▶ Records for the task
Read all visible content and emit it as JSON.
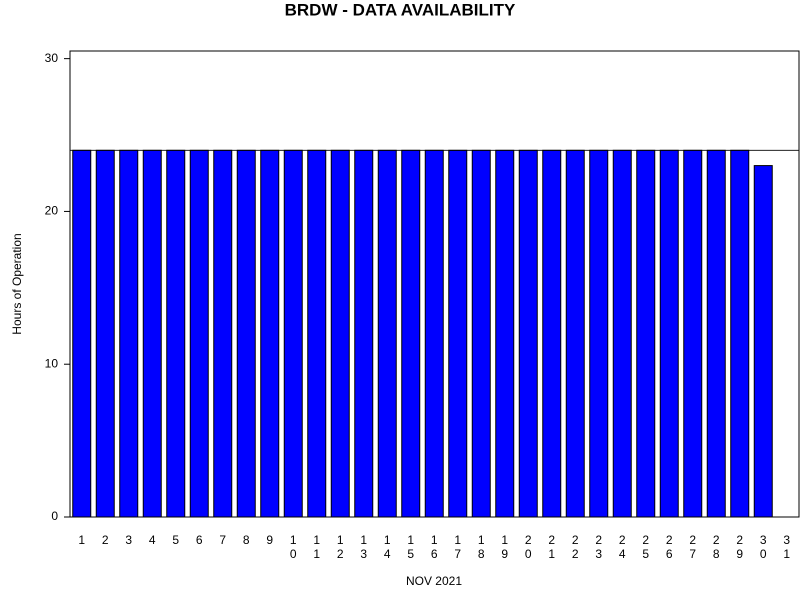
{
  "chart_data": {
    "type": "bar",
    "title": "BRDW - DATA AVAILABILITY",
    "x_label": "NOV 2021",
    "y_label": "Hours of Operation",
    "categories": [
      "1",
      "2",
      "3",
      "4",
      "5",
      "6",
      "7",
      "8",
      "9",
      "10",
      "11",
      "12",
      "13",
      "14",
      "15",
      "16",
      "17",
      "18",
      "19",
      "20",
      "21",
      "22",
      "23",
      "24",
      "25",
      "26",
      "27",
      "28",
      "29",
      "30",
      "31"
    ],
    "values": [
      24,
      24,
      24,
      24,
      24,
      24,
      24,
      24,
      24,
      24,
      24,
      24,
      24,
      24,
      24,
      24,
      24,
      24,
      24,
      24,
      24,
      24,
      24,
      24,
      24,
      24,
      24,
      24,
      24,
      23,
      null
    ],
    "color": "#0000ff",
    "reference_line": 24,
    "ylim": [
      0,
      30.5
    ],
    "yticks": [
      0,
      10,
      20,
      30
    ]
  }
}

▶ What you should do
Except for the pictures, reproduce every line exactly.

▶ Written answer
Read all visible content and emit it as JSON.
{
  "chart_data": {
    "type": "bar",
    "title": "BRDW - DATA AVAILABILITY",
    "x_label": "NOV 2021",
    "y_label": "Hours of Operation",
    "categories": [
      "1",
      "2",
      "3",
      "4",
      "5",
      "6",
      "7",
      "8",
      "9",
      "10",
      "11",
      "12",
      "13",
      "14",
      "15",
      "16",
      "17",
      "18",
      "19",
      "20",
      "21",
      "22",
      "23",
      "24",
      "25",
      "26",
      "27",
      "28",
      "29",
      "30",
      "31"
    ],
    "values": [
      24,
      24,
      24,
      24,
      24,
      24,
      24,
      24,
      24,
      24,
      24,
      24,
      24,
      24,
      24,
      24,
      24,
      24,
      24,
      24,
      24,
      24,
      24,
      24,
      24,
      24,
      24,
      24,
      24,
      23,
      null
    ],
    "color": "#0000ff",
    "reference_line": 24,
    "ylim": [
      0,
      30.5
    ],
    "yticks": [
      0,
      10,
      20,
      30
    ]
  }
}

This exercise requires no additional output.